# Task brief
Print the listing as it stands, omitting all images.

(Structured figure records)
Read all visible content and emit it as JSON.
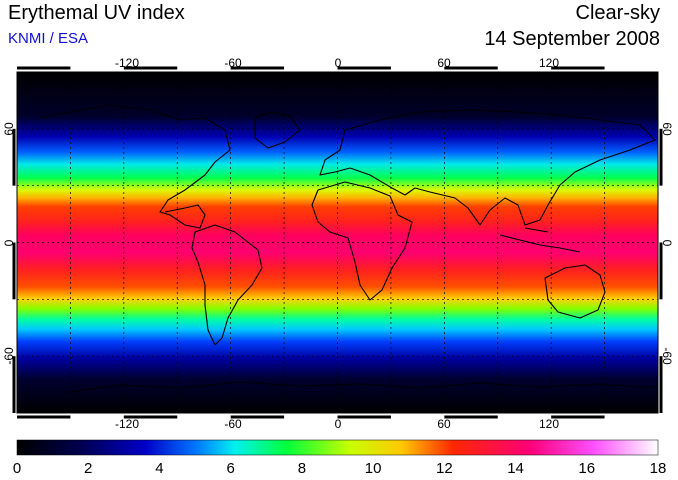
{
  "header": {
    "title": "Erythemal UV index",
    "credit": "KNMI / ESA",
    "mode": "Clear-sky",
    "date": "14 September 2008"
  },
  "map": {
    "lon_range": [
      -180,
      180
    ],
    "lat_range": [
      -90,
      90
    ],
    "lon_ticks": [
      "-120",
      "-60",
      "0",
      "60",
      "120"
    ],
    "lat_ticks": [
      "60",
      "0",
      "-60"
    ],
    "grid": "dashed 30° graticule"
  },
  "colorbar": {
    "min": 0,
    "max": 18,
    "labels": [
      "0",
      "2",
      "4",
      "6",
      "8",
      "10",
      "12",
      "14",
      "16",
      "18"
    ],
    "colors": [
      "#000000",
      "#000050",
      "#0000c8",
      "#0078ff",
      "#00f0f0",
      "#00ff3c",
      "#c8ff00",
      "#ffc800",
      "#ff2800",
      "#ff0078",
      "#ff50ff",
      "#ffffff"
    ]
  }
}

# Result for this task
Read all visible content and emit it as JSON.
{
  "header": {
    "title": "Erythemal UV index",
    "credit": "KNMI / ESA",
    "mode": "Clear-sky",
    "date": "14 September 2008"
  },
  "map": {
    "lon_range": [
      -180,
      180
    ],
    "lat_range": [
      -90,
      90
    ],
    "lon_ticks": [
      "-120",
      "-60",
      "0",
      "60",
      "120"
    ],
    "lat_ticks": [
      "60",
      "0",
      "-60"
    ],
    "grid": "dashed 30° graticule"
  },
  "colorbar": {
    "min": 0,
    "max": 18,
    "labels": [
      "0",
      "2",
      "4",
      "6",
      "8",
      "10",
      "12",
      "14",
      "16",
      "18"
    ],
    "colors": [
      "#000000",
      "#000050",
      "#0000c8",
      "#0078ff",
      "#00f0f0",
      "#00ff3c",
      "#c8ff00",
      "#ffc800",
      "#ff2800",
      "#ff0078",
      "#ff50ff",
      "#ffffff"
    ]
  }
}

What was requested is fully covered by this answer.